▸ WHAT THIS TASK INVOLVES:
Please give the listing again, word for word, with nothing left out.

▸ Data extracted from a collection:
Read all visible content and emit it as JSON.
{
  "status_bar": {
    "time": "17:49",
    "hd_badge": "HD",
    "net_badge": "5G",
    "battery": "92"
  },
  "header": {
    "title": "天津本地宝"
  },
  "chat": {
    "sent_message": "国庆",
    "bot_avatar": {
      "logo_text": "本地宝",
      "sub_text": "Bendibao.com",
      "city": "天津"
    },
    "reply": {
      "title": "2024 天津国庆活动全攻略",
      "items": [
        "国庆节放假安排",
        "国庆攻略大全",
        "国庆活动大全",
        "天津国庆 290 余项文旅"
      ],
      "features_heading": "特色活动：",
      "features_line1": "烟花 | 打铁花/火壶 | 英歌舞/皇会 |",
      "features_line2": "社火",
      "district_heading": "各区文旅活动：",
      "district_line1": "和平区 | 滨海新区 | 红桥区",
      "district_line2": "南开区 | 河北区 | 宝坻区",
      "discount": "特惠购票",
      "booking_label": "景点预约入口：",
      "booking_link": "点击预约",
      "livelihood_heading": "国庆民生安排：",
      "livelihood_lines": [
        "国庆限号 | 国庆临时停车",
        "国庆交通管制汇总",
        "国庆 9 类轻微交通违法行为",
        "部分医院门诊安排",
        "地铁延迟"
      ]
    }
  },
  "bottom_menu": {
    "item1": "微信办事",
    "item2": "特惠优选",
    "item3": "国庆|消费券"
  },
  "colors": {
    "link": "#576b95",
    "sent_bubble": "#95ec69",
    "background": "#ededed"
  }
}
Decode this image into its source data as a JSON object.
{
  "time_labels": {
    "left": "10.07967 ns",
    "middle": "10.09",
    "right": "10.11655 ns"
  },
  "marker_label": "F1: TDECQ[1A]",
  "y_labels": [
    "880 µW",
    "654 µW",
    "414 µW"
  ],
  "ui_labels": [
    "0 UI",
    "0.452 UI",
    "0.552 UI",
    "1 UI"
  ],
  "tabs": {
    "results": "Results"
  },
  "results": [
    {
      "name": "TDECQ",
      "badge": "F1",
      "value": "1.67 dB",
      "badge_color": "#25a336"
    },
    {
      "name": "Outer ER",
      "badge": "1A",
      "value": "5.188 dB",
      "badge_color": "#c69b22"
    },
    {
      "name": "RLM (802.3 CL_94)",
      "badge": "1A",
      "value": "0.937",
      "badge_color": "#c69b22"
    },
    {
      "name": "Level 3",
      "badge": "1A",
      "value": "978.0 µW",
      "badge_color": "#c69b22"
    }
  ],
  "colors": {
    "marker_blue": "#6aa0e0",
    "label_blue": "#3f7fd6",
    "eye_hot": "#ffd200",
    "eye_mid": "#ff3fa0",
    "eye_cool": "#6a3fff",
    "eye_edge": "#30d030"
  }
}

▸ SOLUTION TO THIS TASK:
Read all visible content and emit it as JSON.
{
  "status_bar": {
    "time": "17:49",
    "hd_badge": "HD",
    "net_badge": "5G",
    "battery": "92"
  },
  "header": {
    "title": "天津本地宝"
  },
  "chat": {
    "sent_message": "国庆",
    "bot_avatar": {
      "logo_text": "本地宝",
      "sub_text": "Bendibao.com",
      "city": "天津"
    },
    "reply": {
      "title": "2024 天津国庆活动全攻略",
      "items": [
        "国庆节放假安排",
        "国庆攻略大全",
        "国庆活动大全",
        "天津国庆 290 余项文旅"
      ],
      "features_heading": "特色活动：",
      "features_line1": "烟花 | 打铁花/火壶 | 英歌舞/皇会 |",
      "features_line2": "社火",
      "district_heading": "各区文旅活动：",
      "district_line1": "和平区 | 滨海新区 | 红桥区",
      "district_line2": "南开区 | 河北区 | 宝坻区",
      "discount": "特惠购票",
      "booking_label": "景点预约入口：",
      "booking_link": "点击预约",
      "livelihood_heading": "国庆民生安排：",
      "livelihood_lines": [
        "国庆限号 | 国庆临时停车",
        "国庆交通管制汇总",
        "国庆 9 类轻微交通违法行为",
        "部分医院门诊安排",
        "地铁延迟"
      ]
    }
  },
  "bottom_menu": {
    "item1": "微信办事",
    "item2": "特惠优选",
    "item3": "国庆|消费券"
  },
  "colors": {
    "link": "#576b95",
    "sent_bubble": "#95ec69",
    "background": "#ededed"
  }
}
Decode this image into its source data as a JSON object.
{
  "time_labels": {
    "left": "10.07967 ns",
    "middle": "10.09",
    "right": "10.11655 ns"
  },
  "marker_label": "F1: TDECQ[1A]",
  "y_labels": [
    "880 µW",
    "654 µW",
    "414 µW"
  ],
  "ui_labels": [
    "0 UI",
    "0.452 UI",
    "0.552 UI",
    "1 UI"
  ],
  "tabs": {
    "results": "Results"
  },
  "results": [
    {
      "name": "TDECQ",
      "badge": "F1",
      "value": "1.67 dB",
      "badge_color": "#25a336"
    },
    {
      "name": "Outer ER",
      "badge": "1A",
      "value": "5.188 dB",
      "badge_color": "#c69b22"
    },
    {
      "name": "RLM (802.3 CL_94)",
      "badge": "1A",
      "value": "0.937",
      "badge_color": "#c69b22"
    },
    {
      "name": "Level 3",
      "badge": "1A",
      "value": "978.0 µW",
      "badge_color": "#c69b22"
    }
  ],
  "colors": {
    "marker_blue": "#6aa0e0",
    "label_blue": "#3f7fd6",
    "eye_hot": "#ffd200",
    "eye_mid": "#ff3fa0",
    "eye_cool": "#6a3fff",
    "eye_edge": "#30d030"
  }
}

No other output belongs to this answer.